***** 読解用抜粋

TSUKUBA FUTURE #123:バイオと電気を融合し、持続可能な社会に貢献

代表者 : 辻村 清也  

数理物質系 辻村 清也 准教授
私たちヒトは食事をエネルギー源にしています。そのメカニズムはどうなっているのでしょうか。そのカギは、酸化と還元です。
食品の三大栄養素と言えば、炭水化物、タンパク質、脂質ですね。これらの共通点は炭素原子がつながってできた有機物であること。消化酵素の働きなどで有機物が分解された後に、酸化酵素の働きで電子が取り出されます。この電子は、呼吸によって取り込まれた酸素に受け取られ、最終的に水と二酸化炭素ができます。この過程で食物のもつ化学エネルギーが生体エネルギーに変換されるのです。
ちなみに、電子を失う化学反応を「酸化」、電子を受け取る化学反応を「還元」と呼びます。つまり、生体内で起きる酸化還元反応で私たちは活動のエネルギーを得ているのです。

辻村さんの専門は生物電気化学。生体の酸化還元反応を担う酵素の機能を原子・分子・細胞レベルで解明することを目指しています。転機は農学部に所属していた大学3年生の時。授業で「生体内の反応は電子とイオンの移動で説明できる」と知って感動し、バイオテクノロジー研究志望から転進しました。現在は、生体内の酸化還元反応を応用して発電する「バイオ燃料電池」やさまざまなバイオマーカーを計測する「バイオセンサー」の研究開発に力を入れています。

辻村准教授
樹脂フィルム上に印刷されたバイオ燃料
電池センサー。辻村教授提供。

炭水化物のブドウ糖(グルコース)を例に、その仕組みを見ていきましょう。

**********
***** 提供データ

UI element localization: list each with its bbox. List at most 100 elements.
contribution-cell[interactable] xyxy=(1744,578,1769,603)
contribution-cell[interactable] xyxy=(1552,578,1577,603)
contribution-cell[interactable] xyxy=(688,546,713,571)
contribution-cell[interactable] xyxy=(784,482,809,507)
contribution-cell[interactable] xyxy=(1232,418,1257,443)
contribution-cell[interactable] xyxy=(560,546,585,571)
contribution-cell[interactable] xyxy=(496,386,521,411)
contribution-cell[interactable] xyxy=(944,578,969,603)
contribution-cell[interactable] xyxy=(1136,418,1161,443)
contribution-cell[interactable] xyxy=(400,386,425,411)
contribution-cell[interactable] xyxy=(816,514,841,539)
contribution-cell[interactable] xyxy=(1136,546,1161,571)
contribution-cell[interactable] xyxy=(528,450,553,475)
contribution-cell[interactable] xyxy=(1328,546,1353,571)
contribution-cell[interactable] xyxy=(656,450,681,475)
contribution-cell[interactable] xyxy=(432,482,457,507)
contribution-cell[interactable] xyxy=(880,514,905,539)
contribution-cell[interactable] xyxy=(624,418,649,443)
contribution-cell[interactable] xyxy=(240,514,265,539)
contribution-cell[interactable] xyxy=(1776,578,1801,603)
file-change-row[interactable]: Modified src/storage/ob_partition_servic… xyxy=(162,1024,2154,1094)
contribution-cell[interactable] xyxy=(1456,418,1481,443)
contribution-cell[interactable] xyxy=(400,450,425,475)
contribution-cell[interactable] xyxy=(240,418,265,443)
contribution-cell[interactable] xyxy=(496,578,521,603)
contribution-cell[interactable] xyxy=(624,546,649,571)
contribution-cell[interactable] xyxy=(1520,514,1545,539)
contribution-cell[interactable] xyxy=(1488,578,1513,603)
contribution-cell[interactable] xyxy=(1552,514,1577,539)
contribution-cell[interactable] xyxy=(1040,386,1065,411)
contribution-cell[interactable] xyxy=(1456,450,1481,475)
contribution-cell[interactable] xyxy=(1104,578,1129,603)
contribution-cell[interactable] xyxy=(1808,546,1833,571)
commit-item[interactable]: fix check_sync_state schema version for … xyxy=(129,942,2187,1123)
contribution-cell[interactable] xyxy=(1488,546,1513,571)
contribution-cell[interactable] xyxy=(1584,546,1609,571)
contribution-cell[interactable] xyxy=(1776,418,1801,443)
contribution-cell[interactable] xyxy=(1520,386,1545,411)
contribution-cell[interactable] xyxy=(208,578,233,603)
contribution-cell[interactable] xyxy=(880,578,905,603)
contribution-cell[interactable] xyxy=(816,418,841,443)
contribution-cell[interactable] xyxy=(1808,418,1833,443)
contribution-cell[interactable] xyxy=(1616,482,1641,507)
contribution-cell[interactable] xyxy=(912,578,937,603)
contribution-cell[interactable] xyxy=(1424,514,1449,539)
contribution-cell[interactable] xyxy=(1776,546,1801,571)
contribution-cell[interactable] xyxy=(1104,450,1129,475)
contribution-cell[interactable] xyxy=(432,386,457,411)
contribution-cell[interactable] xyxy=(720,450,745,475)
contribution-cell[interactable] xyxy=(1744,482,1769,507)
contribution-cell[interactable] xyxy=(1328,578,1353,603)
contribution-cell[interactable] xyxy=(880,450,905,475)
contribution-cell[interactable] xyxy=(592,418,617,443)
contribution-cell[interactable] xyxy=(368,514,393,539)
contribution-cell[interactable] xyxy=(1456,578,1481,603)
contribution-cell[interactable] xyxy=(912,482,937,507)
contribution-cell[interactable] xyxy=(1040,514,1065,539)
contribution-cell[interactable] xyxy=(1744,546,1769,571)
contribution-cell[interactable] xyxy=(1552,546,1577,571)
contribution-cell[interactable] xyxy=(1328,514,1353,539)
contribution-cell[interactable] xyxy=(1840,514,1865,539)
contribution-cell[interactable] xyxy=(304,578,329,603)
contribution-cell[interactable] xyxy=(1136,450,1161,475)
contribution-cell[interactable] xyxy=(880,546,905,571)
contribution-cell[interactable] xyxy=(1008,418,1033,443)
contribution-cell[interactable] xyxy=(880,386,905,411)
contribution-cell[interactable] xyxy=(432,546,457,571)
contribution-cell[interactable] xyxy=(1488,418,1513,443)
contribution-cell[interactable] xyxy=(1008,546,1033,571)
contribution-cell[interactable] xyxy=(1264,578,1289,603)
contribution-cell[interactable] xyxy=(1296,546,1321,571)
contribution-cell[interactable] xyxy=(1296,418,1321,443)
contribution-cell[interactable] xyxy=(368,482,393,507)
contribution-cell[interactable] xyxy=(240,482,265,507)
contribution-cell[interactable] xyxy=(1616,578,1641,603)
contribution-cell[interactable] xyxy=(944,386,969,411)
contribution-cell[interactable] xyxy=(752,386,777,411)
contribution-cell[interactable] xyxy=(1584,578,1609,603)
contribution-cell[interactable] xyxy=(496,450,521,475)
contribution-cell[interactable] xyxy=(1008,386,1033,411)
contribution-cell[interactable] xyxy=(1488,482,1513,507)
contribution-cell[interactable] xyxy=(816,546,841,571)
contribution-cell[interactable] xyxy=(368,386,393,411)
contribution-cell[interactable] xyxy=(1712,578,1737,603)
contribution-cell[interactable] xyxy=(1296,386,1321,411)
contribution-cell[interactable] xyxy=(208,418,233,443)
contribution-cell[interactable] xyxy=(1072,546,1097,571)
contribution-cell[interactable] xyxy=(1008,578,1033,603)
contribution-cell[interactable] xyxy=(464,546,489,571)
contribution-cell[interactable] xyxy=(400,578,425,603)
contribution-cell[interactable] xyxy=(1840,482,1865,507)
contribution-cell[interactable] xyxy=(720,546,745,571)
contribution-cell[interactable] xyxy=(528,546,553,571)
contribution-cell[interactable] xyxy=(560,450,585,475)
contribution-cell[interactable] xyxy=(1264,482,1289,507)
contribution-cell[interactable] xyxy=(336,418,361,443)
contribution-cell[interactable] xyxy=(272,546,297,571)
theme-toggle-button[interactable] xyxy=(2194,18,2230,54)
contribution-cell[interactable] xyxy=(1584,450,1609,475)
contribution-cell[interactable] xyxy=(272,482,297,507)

**********

取り組む課題 ::
(1) 生物電気化学の記事のうち、「食品の三大栄養素と言えば、炭」から「エネルギーを得ているのです。」までの箇所を一字一句違えずに書き写してください。
(2) 生物電気化学の記事の続きを、最後に示された文の後から書き継いでください。
データセット項目は、生物電気化学の記事とは別個の資料です。

解答欄 ::
(1)
食品の三大栄養素と言えば、炭水化物、タンパク質、脂質ですね。これらの共通点は炭素原子がつながってできた有機物であること。消化酵素の働きなどで有機物が分解された後に、酸化酵素の働きで電子が取り出されます。この電子は、呼吸によって取り込まれた酸素に受け取られ、最終的に水と二酸化炭素ができます。この過程で食物のもつ化学エネルギーが生体エネルギーに変換されるのです。
ちなみに、電子を失う化学反応を「酸化」、電子を受け取る化学反応を「還元」と呼びます。つまり、生体内で起きる酸化還元反応で私たちは活動のエネルギーを得ているのです。

(2)
マイナス極にはブドウ糖を消化する酵素(酸化酵素)を塗っておきます。酵素の触媒作用でブドウ糖が分解されると、電子と水素イオンが取り出されます。一方、プラス極には別の酵素(酸素還元酵素)を塗っておきます。その働きで、電子と水素イオンが空気中の酸素と結合し、水ができます。マイナス極とプラス極は導線で結ばれており、マイナス極からプラス極への電子の流れが生じるというわけです。
実はこの仕組み、基本的に燃料電池自動車や家庭用燃料電池に使われている水素燃料電池にそっくりです。燃料を有機物から水素に、酵素を金属触媒に変更すればいいのです。

辻村さんたちは今年4月、手軽に血糖値(血中のブドウ糖濃度)を調べられる指先ほどの使い捨てバイオ燃料電池チップセンサーを開発したと発表しました。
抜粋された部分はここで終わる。